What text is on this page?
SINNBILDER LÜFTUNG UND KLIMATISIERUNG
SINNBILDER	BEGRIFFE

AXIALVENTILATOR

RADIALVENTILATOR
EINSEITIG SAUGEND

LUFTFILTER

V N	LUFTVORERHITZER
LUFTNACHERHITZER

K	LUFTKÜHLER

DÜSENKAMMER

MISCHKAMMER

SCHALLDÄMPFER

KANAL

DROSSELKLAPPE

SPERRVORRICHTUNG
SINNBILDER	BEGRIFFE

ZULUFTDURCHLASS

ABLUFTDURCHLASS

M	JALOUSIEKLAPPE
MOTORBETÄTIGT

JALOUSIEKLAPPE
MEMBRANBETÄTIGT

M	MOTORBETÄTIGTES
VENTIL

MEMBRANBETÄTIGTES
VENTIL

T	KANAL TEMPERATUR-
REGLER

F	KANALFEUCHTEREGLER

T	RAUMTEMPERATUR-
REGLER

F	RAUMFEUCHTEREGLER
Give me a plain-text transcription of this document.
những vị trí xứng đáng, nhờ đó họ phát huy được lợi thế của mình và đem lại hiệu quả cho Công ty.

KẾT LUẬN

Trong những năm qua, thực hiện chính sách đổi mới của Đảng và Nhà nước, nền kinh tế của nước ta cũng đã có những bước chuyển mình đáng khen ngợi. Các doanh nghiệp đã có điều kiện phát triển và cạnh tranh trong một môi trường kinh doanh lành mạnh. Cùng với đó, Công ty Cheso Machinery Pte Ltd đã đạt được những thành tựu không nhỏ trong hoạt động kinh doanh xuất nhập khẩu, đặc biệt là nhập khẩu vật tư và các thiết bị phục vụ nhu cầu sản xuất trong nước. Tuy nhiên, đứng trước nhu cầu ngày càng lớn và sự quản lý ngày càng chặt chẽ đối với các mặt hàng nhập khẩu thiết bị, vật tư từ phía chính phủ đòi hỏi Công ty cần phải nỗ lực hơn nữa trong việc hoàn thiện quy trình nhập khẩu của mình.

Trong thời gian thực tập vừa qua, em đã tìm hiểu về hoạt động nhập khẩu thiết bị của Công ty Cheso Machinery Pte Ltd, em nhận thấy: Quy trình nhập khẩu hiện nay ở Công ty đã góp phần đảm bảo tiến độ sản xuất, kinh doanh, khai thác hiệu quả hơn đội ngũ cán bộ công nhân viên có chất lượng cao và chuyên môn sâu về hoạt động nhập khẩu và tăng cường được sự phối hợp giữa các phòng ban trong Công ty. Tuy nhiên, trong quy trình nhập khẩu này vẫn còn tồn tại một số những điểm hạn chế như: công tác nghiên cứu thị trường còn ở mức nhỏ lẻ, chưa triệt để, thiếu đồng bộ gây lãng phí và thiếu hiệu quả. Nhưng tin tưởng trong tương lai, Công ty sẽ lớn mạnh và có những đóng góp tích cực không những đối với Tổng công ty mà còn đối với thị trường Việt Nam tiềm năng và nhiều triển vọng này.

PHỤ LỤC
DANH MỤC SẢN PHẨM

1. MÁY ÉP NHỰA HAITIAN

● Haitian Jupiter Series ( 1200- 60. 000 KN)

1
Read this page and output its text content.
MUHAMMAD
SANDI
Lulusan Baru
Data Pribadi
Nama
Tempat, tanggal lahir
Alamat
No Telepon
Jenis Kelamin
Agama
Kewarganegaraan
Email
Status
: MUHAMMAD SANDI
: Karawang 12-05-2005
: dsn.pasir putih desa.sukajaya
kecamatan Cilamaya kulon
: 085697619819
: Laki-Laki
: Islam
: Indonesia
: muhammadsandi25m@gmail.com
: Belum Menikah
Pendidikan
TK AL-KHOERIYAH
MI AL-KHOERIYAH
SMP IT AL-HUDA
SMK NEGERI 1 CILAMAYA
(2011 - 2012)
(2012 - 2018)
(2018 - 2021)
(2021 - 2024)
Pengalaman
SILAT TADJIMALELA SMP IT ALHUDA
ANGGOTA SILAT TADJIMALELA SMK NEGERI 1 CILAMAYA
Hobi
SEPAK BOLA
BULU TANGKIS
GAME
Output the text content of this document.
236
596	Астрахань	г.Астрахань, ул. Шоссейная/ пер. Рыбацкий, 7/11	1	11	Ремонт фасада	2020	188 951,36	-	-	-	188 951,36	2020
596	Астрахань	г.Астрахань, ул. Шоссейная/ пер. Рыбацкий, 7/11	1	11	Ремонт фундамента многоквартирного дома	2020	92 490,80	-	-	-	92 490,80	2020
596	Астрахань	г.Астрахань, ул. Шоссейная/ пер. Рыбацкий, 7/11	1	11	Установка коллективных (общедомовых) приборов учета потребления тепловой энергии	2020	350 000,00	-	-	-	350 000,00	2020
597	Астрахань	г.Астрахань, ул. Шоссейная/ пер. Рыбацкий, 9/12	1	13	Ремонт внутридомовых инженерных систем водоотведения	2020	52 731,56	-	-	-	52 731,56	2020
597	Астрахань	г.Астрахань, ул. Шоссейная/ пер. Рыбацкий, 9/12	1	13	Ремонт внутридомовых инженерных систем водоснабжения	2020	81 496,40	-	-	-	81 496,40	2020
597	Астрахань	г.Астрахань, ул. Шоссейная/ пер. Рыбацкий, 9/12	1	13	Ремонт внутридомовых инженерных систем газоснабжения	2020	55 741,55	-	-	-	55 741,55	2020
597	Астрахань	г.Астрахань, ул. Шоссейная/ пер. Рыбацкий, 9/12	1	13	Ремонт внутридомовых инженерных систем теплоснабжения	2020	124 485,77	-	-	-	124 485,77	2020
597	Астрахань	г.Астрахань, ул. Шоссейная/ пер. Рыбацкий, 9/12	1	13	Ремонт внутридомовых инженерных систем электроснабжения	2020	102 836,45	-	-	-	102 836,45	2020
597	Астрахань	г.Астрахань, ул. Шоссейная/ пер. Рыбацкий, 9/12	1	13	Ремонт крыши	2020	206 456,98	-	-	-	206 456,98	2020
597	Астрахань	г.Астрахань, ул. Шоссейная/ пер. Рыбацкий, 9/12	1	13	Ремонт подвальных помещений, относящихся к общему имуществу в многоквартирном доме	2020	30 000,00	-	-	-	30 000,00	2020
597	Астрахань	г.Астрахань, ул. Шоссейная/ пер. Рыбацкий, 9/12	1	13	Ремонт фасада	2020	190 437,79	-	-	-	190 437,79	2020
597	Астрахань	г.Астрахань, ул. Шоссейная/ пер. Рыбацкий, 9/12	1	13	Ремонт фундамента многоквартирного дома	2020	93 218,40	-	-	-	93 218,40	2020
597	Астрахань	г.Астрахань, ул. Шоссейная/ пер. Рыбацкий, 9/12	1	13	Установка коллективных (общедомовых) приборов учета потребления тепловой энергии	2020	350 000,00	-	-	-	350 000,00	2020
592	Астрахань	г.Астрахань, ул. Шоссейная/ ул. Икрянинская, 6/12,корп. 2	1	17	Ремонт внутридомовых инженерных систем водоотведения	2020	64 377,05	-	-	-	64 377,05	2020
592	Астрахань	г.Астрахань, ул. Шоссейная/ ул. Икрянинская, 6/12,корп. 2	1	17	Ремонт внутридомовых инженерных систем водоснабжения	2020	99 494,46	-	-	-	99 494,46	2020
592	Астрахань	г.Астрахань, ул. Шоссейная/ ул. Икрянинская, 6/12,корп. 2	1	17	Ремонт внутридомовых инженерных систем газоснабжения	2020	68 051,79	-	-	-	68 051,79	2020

▶ [STATED PROBLEM] Retype the entries one by one, exactly.

▶ [SOLUTION TO THE EXERCISE]
What text is on this page?
SINNBILDER LÜFTUNG UND KLIMATISIERUNG
SINNBILDER	BEGRIFFE

AXIALVENTILATOR

RADIALVENTILATOR
EINSEITIG SAUGEND

LUFTFILTER

V N	LUFTVORERHITZER
LUFTNACHERHITZER

K	LUFTKÜHLER

DÜSENKAMMER

MISCHKAMMER

SCHALLDÄMPFER

KANAL

DROSSELKLAPPE

SPERRVORRICHTUNG
SINNBILDER	BEGRIFFE

ZULUFTDURCHLASS

ABLUFTDURCHLASS

M	JALOUSIEKLAPPE
MOTORBETÄTIGT

JALOUSIEKLAPPE
MEMBRANBETÄTIGT

M	MOTORBETÄTIGTES
VENTIL

MEMBRANBETÄTIGTES
VENTIL

T	KANAL TEMPERATUR-
REGLER

F	KANALFEUCHTEREGLER

T	RAUMTEMPERATUR-
REGLER

F	RAUMFEUCHTEREGLER
Give me a plain-text transcription of this document.
những vị trí xứng đáng, nhờ đó họ phát huy được lợi thế của mình và đem lại hiệu quả cho Công ty.

KẾT LUẬN

Trong những năm qua, thực hiện chính sách đổi mới của Đảng và Nhà nước, nền kinh tế của nước ta cũng đã có những bước chuyển mình đáng khen ngợi. Các doanh nghiệp đã có điều kiện phát triển và cạnh tranh trong một môi trường kinh doanh lành mạnh. Cùng với đó, Công ty Cheso Machinery Pte Ltd đã đạt được những thành tựu không nhỏ trong hoạt động kinh doanh xuất nhập khẩu, đặc biệt là nhập khẩu vật tư và các thiết bị phục vụ nhu cầu sản xuất trong nước. Tuy nhiên, đứng trước nhu cầu ngày càng lớn và sự quản lý ngày càng chặt chẽ đối với các mặt hàng nhập khẩu thiết bị, vật tư từ phía chính phủ đòi hỏi Công ty cần phải nỗ lực hơn nữa trong việc hoàn thiện quy trình nhập khẩu của mình.

Trong thời gian thực tập vừa qua, em đã tìm hiểu về hoạt động nhập khẩu thiết bị của Công ty Cheso Machinery Pte Ltd, em nhận thấy: Quy trình nhập khẩu hiện nay ở Công ty đã góp phần đảm bảo tiến độ sản xuất, kinh doanh, khai thác hiệu quả hơn đội ngũ cán bộ công nhân viên có chất lượng cao và chuyên môn sâu về hoạt động nhập khẩu và tăng cường được sự phối hợp giữa các phòng ban trong Công ty. Tuy nhiên, trong quy trình nhập khẩu này vẫn còn tồn tại một số những điểm hạn chế như: công tác nghiên cứu thị trường còn ở mức nhỏ lẻ, chưa triệt để, thiếu đồng bộ gây lãng phí và thiếu hiệu quả. Nhưng tin tưởng trong tương lai, Công ty sẽ lớn mạnh và có những đóng góp tích cực không những đối với Tổng công ty mà còn đối với thị trường Việt Nam tiềm năng và nhiều triển vọng này.

PHỤ LỤC
DANH MỤC SẢN PHẨM

1. MÁY ÉP NHỰA HAITIAN

● Haitian Jupiter Series ( 1200- 60. 000 KN)

1
Read this page and output its text content.
MUHAMMAD
SANDI
Lulusan Baru
Data Pribadi
Nama
Tempat, tanggal lahir
Alamat
No Telepon
Jenis Kelamin
Agama
Kewarganegaraan
Email
Status
: MUHAMMAD SANDI
: Karawang 12-05-2005
: dsn.pasir putih desa.sukajaya
kecamatan Cilamaya kulon
: 085697619819
: Laki-Laki
: Islam
: Indonesia
: muhammadsandi25m@gmail.com
: Belum Menikah
Pendidikan
TK AL-KHOERIYAH
MI AL-KHOERIYAH
SMP IT AL-HUDA
SMK NEGERI 1 CILAMAYA
(2011 - 2012)
(2012 - 2018)
(2018 - 2021)
(2021 - 2024)
Pengalaman
SILAT TADJIMALELA SMP IT ALHUDA
ANGGOTA SILAT TADJIMALELA SMK NEGERI 1 CILAMAYA
Hobi
SEPAK BOLA
BULU TANGKIS
GAME
Output the text content of this document.
236
596	Астрахань	г.Астрахань, ул. Шоссейная/ пер. Рыбацкий, 7/11	1	11	Ремонт фасада	2020	188 951,36	-	-	-	188 951,36	2020
596	Астрахань	г.Астрахань, ул. Шоссейная/ пер. Рыбацкий, 7/11	1	11	Ремонт фундамента многоквартирного дома	2020	92 490,80	-	-	-	92 490,80	2020
596	Астрахань	г.Астрахань, ул. Шоссейная/ пер. Рыбацкий, 7/11	1	11	Установка коллективных (общедомовых) приборов учета потребления тепловой энергии	2020	350 000,00	-	-	-	350 000,00	2020
597	Астрахань	г.Астрахань, ул. Шоссейная/ пер. Рыбацкий, 9/12	1	13	Ремонт внутридомовых инженерных систем водоотведения	2020	52 731,56	-	-	-	52 731,56	2020
597	Астрахань	г.Астрахань, ул. Шоссейная/ пер. Рыбацкий, 9/12	1	13	Ремонт внутридомовых инженерных систем водоснабжения	2020	81 496,40	-	-	-	81 496,40	2020
597	Астрахань	г.Астрахань, ул. Шоссейная/ пер. Рыбацкий, 9/12	1	13	Ремонт внутридомовых инженерных систем газоснабжения	2020	55 741,55	-	-	-	55 741,55	2020
597	Астрахань	г.Астрахань, ул. Шоссейная/ пер. Рыбацкий, 9/12	1	13	Ремонт внутридомовых инженерных систем теплоснабжения	2020	124 485,77	-	-	-	124 485,77	2020
597	Астрахань	г.Астрахань, ул. Шоссейная/ пер. Рыбацкий, 9/12	1	13	Ремонт внутридомовых инженерных систем электроснабжения	2020	102 836,45	-	-	-	102 836,45	2020
597	Астрахань	г.Астрахань, ул. Шоссейная/ пер. Рыбацкий, 9/12	1	13	Ремонт крыши	2020	206 456,98	-	-	-	206 456,98	2020
597	Астрахань	г.Астрахань, ул. Шоссейная/ пер. Рыбацкий, 9/12	1	13	Ремонт подвальных помещений, относящихся к общему имуществу в многоквартирном доме	2020	30 000,00	-	-	-	30 000,00	2020
597	Астрахань	г.Астрахань, ул. Шоссейная/ пер. Рыбацкий, 9/12	1	13	Ремонт фасада	2020	190 437,79	-	-	-	190 437,79	2020
597	Астрахань	г.Астрахань, ул. Шоссейная/ пер. Рыбацкий, 9/12	1	13	Ремонт фундамента многоквартирного дома	2020	93 218,40	-	-	-	93 218,40	2020
597	Астрахань	г.Астрахань, ул. Шоссейная/ пер. Рыбацкий, 9/12	1	13	Установка коллективных (общедомовых) приборов учета потребления тепловой энергии	2020	350 000,00	-	-	-	350 000,00	2020
592	Астрахань	г.Астрахань, ул. Шоссейная/ ул. Икрянинская, 6/12,корп. 2	1	17	Ремонт внутридомовых инженерных систем водоотведения	2020	64 377,05	-	-	-	64 377,05	2020
592	Астрахань	г.Астрахань, ул. Шоссейная/ ул. Икрянинская, 6/12,корп. 2	1	17	Ремонт внутридомовых инженерных систем водоснабжения	2020	99 494,46	-	-	-	99 494,46	2020
592	Астрахань	г.Астрахань, ул. Шоссейная/ ул. Икрянинская, 6/12,корп. 2	1	17	Ремонт внутридомовых инженерных систем газоснабжения	2020	68 051,79	-	-	-	68 051,79	2020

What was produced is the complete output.